#### CHALLENGE
Take the lines from the one with "What data populates" through the end of the material below and repeat them exactly, dropping every picture.

#### EXTRACTED DATA
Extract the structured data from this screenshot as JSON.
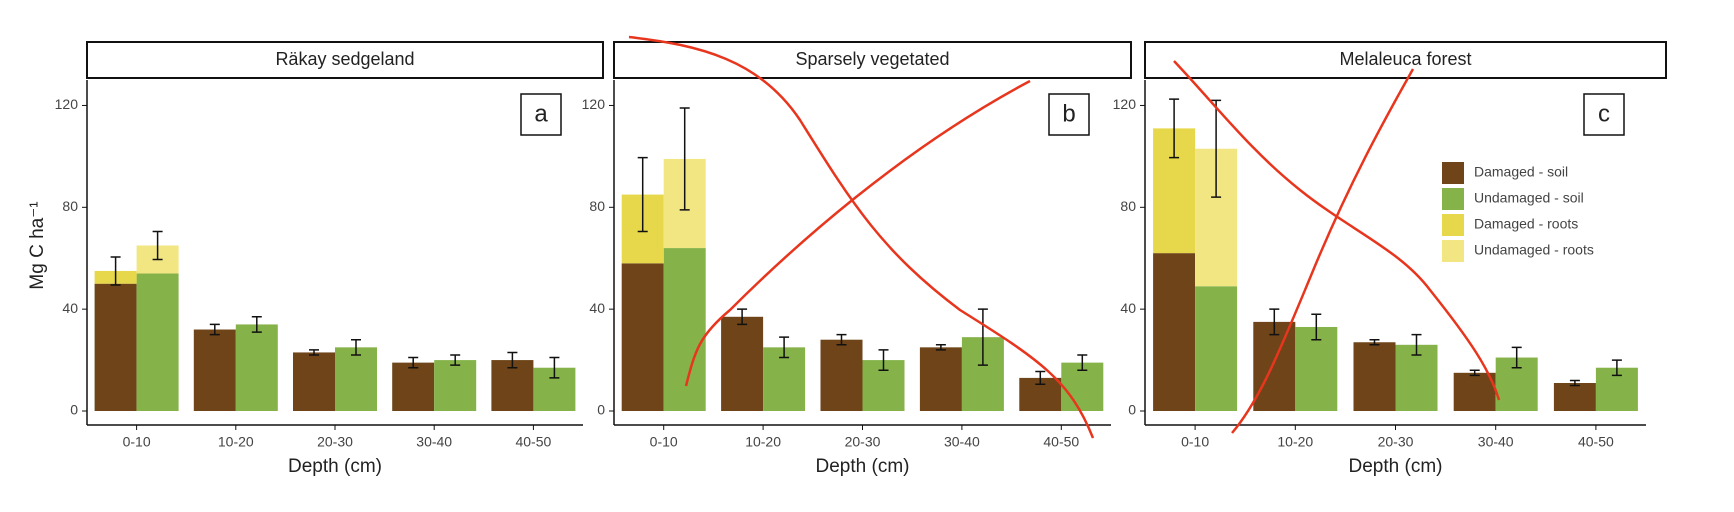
{
  "chart_data": [
    {
      "type": "bar",
      "stacked": true,
      "title": "Räkay sedgeland",
      "panel_label": "a",
      "ylabel": "Mg C ha⁻¹",
      "xlabel": "Depth (cm)",
      "categories": [
        "0-10",
        "10-20",
        "20-30",
        "30-40",
        "40-50"
      ],
      "ylim": [
        0,
        130
      ],
      "yticks": [
        0,
        40,
        80,
        120
      ],
      "series": [
        {
          "color": "#6e4418",
          "group": 0,
          "values": [
            50,
            32,
            23,
            19,
            20
          ],
          "errors": [
            null,
            2,
            1,
            2,
            3
          ]
        },
        {
          "color": "#86b24a",
          "group": 1,
          "values": [
            54,
            34,
            25,
            20,
            17
          ],
          "errors": [
            null,
            3,
            3,
            2,
            4
          ]
        },
        {
          "color": "#e6d84a",
          "group": 0,
          "values": [
            5,
            null,
            null,
            null,
            null
          ],
          "errors": [
            5.5,
            null,
            null,
            null,
            null
          ]
        },
        {
          "color": "#f2e682",
          "group": 1,
          "values": [
            11,
            null,
            null,
            null,
            null
          ],
          "errors": [
            5.5,
            null,
            null,
            null,
            null
          ]
        }
      ]
    },
    {
      "type": "bar",
      "stacked": true,
      "title": "Sparsely vegetated",
      "panel_label": "b",
      "xlabel": "Depth (cm)",
      "categories": [
        "0-10",
        "10-20",
        "20-30",
        "30-40",
        "40-50"
      ],
      "ylim": [
        0,
        130
      ],
      "yticks": [
        0,
        40,
        80,
        120
      ],
      "series": [
        {
          "color": "#6e4418",
          "group": 0,
          "values": [
            58,
            37,
            28,
            25,
            13
          ],
          "errors": [
            null,
            3,
            2,
            1,
            2.5
          ]
        },
        {
          "color": "#86b24a",
          "group": 1,
          "values": [
            64,
            25,
            20,
            29,
            19
          ],
          "errors": [
            null,
            4,
            4,
            11,
            3
          ]
        },
        {
          "color": "#e6d84a",
          "group": 0,
          "values": [
            27,
            null,
            null,
            null,
            null
          ],
          "errors": [
            14.5,
            null,
            null,
            null,
            null
          ]
        },
        {
          "color": "#f2e682",
          "group": 1,
          "values": [
            35,
            null,
            null,
            null,
            null
          ],
          "errors": [
            20,
            null,
            null,
            null,
            null
          ]
        }
      ]
    },
    {
      "type": "bar",
      "stacked": true,
      "title": "Melaleuca forest",
      "panel_label": "c",
      "xlabel": "Depth (cm)",
      "legend": "upper right",
      "categories": [
        "0-10",
        "10-20",
        "20-30",
        "30-40",
        "40-50"
      ],
      "ylim": [
        0,
        130
      ],
      "yticks": [
        0,
        40,
        80,
        120
      ],
      "series": [
        {
          "name": "Damaged - soil",
          "color": "#6e4418",
          "group": 0,
          "values": [
            62,
            35,
            27,
            15,
            11
          ],
          "errors": [
            null,
            5,
            1,
            1,
            1
          ]
        },
        {
          "name": "Undamaged - soil",
          "color": "#86b24a",
          "group": 1,
          "values": [
            49,
            33,
            26,
            21,
            17
          ],
          "errors": [
            null,
            5,
            4,
            4,
            3
          ]
        },
        {
          "name": "Damaged - roots",
          "color": "#e6d84a",
          "group": 0,
          "values": [
            49,
            null,
            null,
            null,
            null
          ],
          "errors": [
            11.5,
            null,
            null,
            null,
            null
          ]
        },
        {
          "name": "Undamaged - roots",
          "color": "#f2e682",
          "group": 1,
          "values": [
            54,
            null,
            null,
            null,
            null
          ],
          "errors": [
            19,
            null,
            null,
            null,
            null
          ]
        }
      ]
    }
  ]
}
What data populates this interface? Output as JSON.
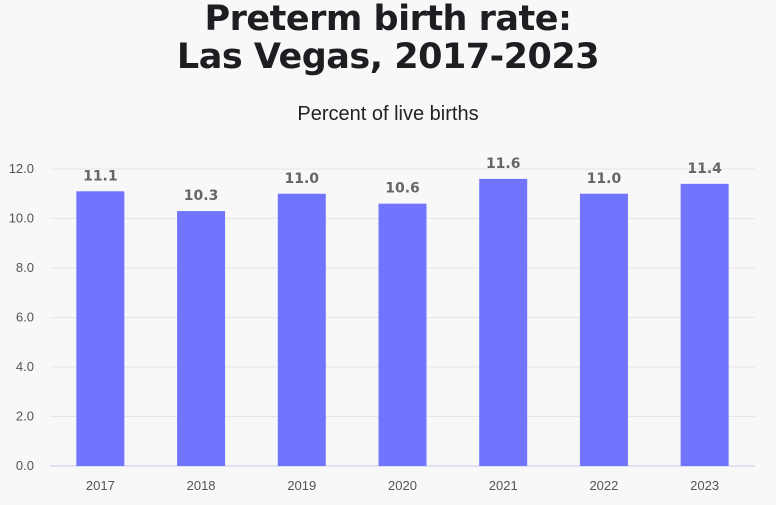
{
  "chart_data": {
    "type": "bar",
    "title_lines": [
      "Preterm birth rate:",
      "Las Vegas, 2017-2023"
    ],
    "subtitle": "Percent of live births",
    "categories": [
      "2017",
      "2018",
      "2019",
      "2020",
      "2021",
      "2022",
      "2023"
    ],
    "values": [
      11.1,
      10.3,
      11.0,
      10.6,
      11.6,
      11.0,
      11.4
    ],
    "data_labels": [
      "11.1",
      "10.3",
      "11.0",
      "10.6",
      "11.6",
      "11.0",
      "11.4"
    ],
    "y_ticks": [
      "0.0",
      "2.0",
      "4.0",
      "6.0",
      "8.0",
      "10.0",
      "12.0"
    ],
    "ylim": [
      0,
      12
    ],
    "grid": true,
    "bar_color": "#7175fe"
  }
}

#### COMPLETE OUTPUT
What data populates this interface? Output as JSON.
{
  "chart_data": {
    "type": "bar",
    "title_lines": [
      "Preterm birth rate:",
      "Las Vegas, 2017-2023"
    ],
    "subtitle": "Percent of live births",
    "categories": [
      "2017",
      "2018",
      "2019",
      "2020",
      "2021",
      "2022",
      "2023"
    ],
    "values": [
      11.1,
      10.3,
      11.0,
      10.6,
      11.6,
      11.0,
      11.4
    ],
    "data_labels": [
      "11.1",
      "10.3",
      "11.0",
      "10.6",
      "11.6",
      "11.0",
      "11.4"
    ],
    "y_ticks": [
      "0.0",
      "2.0",
      "4.0",
      "6.0",
      "8.0",
      "10.0",
      "12.0"
    ],
    "ylim": [
      0,
      12
    ],
    "grid": true,
    "bar_color": "#7175fe"
  }
}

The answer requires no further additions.